Entries taken from a collection
◇ ◇ ◇ ◇

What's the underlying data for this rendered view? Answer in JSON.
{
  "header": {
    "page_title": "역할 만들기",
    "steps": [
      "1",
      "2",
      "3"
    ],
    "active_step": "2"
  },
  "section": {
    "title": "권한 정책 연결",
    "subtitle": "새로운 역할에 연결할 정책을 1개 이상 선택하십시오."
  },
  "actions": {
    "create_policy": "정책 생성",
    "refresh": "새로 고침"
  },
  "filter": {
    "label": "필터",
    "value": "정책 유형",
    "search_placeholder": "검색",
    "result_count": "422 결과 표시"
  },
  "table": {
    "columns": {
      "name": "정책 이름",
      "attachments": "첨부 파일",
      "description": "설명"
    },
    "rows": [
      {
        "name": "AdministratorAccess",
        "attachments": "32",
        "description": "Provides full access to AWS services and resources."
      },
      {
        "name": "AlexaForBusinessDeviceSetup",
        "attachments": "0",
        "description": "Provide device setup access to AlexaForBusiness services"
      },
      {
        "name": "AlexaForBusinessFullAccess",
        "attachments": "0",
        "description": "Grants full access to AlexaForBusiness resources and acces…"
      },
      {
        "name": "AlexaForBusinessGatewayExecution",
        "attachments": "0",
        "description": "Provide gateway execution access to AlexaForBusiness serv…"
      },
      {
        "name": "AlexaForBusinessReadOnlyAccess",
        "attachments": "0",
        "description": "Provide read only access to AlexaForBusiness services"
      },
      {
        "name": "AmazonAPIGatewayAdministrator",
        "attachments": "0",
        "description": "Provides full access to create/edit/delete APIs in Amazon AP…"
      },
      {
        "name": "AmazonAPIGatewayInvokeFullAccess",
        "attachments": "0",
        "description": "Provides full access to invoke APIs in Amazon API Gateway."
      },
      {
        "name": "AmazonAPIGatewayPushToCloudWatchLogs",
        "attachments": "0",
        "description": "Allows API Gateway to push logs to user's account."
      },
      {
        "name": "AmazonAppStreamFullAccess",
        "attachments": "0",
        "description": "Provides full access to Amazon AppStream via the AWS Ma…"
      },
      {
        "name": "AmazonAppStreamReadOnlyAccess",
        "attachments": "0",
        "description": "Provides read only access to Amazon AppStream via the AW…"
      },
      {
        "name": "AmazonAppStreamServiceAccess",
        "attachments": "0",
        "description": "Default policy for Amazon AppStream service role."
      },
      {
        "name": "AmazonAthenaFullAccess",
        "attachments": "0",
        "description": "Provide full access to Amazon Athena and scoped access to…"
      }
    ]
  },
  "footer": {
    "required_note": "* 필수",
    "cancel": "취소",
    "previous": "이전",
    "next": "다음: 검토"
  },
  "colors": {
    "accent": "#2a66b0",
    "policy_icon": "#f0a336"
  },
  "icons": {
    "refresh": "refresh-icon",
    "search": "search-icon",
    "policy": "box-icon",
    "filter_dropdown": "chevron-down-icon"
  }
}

◇ ◇ ◇ ◇

#### TASK REQUIREMENTS
Restate every entry word for word.

#### SOLVED PROBLEM
What's the underlying data for this rendered view? Answer in JSON.
{
  "header": {
    "page_title": "역할 만들기",
    "steps": [
      "1",
      "2",
      "3"
    ],
    "active_step": "2"
  },
  "section": {
    "title": "권한 정책 연결",
    "subtitle": "새로운 역할에 연결할 정책을 1개 이상 선택하십시오."
  },
  "actions": {
    "create_policy": "정책 생성",
    "refresh": "새로 고침"
  },
  "filter": {
    "label": "필터",
    "value": "정책 유형",
    "search_placeholder": "검색",
    "result_count": "422 결과 표시"
  },
  "table": {
    "columns": {
      "name": "정책 이름",
      "attachments": "첨부 파일",
      "description": "설명"
    },
    "rows": [
      {
        "name": "AdministratorAccess",
        "attachments": "32",
        "description": "Provides full access to AWS services and resources."
      },
      {
        "name": "AlexaForBusinessDeviceSetup",
        "attachments": "0",
        "description": "Provide device setup access to AlexaForBusiness services"
      },
      {
        "name": "AlexaForBusinessFullAccess",
        "attachments": "0",
        "description": "Grants full access to AlexaForBusiness resources and acces…"
      },
      {
        "name": "AlexaForBusinessGatewayExecution",
        "attachments": "0",
        "description": "Provide gateway execution access to AlexaForBusiness serv…"
      },
      {
        "name": "AlexaForBusinessReadOnlyAccess",
        "attachments": "0",
        "description": "Provide read only access to AlexaForBusiness services"
      },
      {
        "name": "AmazonAPIGatewayAdministrator",
        "attachments": "0",
        "description": "Provides full access to create/edit/delete APIs in Amazon AP…"
      },
      {
        "name": "AmazonAPIGatewayInvokeFullAccess",
        "attachments": "0",
        "description": "Provides full access to invoke APIs in Amazon API Gateway."
      },
      {
        "name": "AmazonAPIGatewayPushToCloudWatchLogs",
        "attachments": "0",
        "description": "Allows API Gateway to push logs to user's account."
      },
      {
        "name": "AmazonAppStreamFullAccess",
        "attachments": "0",
        "description": "Provides full access to Amazon AppStream via the AWS Ma…"
      },
      {
        "name": "AmazonAppStreamReadOnlyAccess",
        "attachments": "0",
        "description": "Provides read only access to Amazon AppStream via the AW…"
      },
      {
        "name": "AmazonAppStreamServiceAccess",
        "attachments": "0",
        "description": "Default policy for Amazon AppStream service role."
      },
      {
        "name": "AmazonAthenaFullAccess",
        "attachments": "0",
        "description": "Provide full access to Amazon Athena and scoped access to…"
      }
    ]
  },
  "footer": {
    "required_note": "* 필수",
    "cancel": "취소",
    "previous": "이전",
    "next": "다음: 검토"
  },
  "colors": {
    "accent": "#2a66b0",
    "policy_icon": "#f0a336"
  },
  "icons": {
    "refresh": "refresh-icon",
    "search": "search-icon",
    "policy": "box-icon",
    "filter_dropdown": "chevron-down-icon"
  }
}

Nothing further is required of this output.